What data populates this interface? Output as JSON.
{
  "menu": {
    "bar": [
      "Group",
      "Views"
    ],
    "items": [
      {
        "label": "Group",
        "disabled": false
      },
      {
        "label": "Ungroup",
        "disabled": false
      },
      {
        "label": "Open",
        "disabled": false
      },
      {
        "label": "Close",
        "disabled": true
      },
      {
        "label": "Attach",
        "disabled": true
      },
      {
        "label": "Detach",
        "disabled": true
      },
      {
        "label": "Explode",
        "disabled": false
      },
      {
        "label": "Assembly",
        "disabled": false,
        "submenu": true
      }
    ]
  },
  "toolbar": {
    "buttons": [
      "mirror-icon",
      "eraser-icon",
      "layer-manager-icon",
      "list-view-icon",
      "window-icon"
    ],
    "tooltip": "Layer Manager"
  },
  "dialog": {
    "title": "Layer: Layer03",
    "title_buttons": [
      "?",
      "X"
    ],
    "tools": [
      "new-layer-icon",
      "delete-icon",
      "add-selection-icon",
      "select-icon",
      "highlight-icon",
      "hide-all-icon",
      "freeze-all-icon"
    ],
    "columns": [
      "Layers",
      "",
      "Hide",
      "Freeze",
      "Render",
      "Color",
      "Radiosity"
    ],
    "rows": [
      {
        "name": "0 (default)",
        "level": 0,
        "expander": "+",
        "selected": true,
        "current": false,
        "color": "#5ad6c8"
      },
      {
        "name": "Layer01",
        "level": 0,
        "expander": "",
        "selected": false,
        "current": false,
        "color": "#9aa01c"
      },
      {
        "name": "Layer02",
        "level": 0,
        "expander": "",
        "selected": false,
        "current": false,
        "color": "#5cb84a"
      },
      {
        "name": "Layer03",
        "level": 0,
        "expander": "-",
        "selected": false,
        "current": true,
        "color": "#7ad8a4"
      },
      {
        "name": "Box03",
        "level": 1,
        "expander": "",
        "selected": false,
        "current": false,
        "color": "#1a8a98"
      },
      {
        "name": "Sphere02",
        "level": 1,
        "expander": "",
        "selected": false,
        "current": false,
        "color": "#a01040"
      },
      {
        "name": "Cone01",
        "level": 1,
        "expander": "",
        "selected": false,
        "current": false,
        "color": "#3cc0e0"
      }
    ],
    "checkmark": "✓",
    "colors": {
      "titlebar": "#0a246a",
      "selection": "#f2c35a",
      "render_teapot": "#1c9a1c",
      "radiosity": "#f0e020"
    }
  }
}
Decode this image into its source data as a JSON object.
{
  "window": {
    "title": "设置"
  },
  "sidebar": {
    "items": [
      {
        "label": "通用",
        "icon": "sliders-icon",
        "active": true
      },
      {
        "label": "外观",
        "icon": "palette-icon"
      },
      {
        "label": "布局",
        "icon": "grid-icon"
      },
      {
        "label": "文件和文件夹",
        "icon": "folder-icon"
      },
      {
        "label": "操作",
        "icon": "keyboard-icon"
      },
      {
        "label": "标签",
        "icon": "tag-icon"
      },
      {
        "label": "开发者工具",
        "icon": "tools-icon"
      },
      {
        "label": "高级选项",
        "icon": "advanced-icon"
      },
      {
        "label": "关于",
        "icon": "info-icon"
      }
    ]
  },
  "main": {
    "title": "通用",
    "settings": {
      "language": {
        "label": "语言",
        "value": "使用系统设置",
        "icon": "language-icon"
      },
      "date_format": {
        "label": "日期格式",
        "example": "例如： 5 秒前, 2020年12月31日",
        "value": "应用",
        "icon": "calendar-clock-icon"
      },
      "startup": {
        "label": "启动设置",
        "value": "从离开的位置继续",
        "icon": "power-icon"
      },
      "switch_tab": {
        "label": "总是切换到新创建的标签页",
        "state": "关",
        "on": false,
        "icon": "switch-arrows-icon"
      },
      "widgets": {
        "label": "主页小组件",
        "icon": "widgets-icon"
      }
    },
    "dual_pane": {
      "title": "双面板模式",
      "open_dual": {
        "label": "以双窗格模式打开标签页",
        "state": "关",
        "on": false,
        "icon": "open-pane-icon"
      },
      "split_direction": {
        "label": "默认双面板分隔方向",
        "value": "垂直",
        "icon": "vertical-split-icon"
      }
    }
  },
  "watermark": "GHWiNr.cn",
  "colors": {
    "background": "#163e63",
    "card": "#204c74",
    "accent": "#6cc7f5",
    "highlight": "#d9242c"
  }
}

========================================

§ **WORK TO DO**
Show all lines in the entries above where the word "true" appears.

§ **SOLUTION**
        "disabled": true
        "disabled": true
        "disabled": true
        "submenu": true
        "selected": true,
        "current": true,
        "active": true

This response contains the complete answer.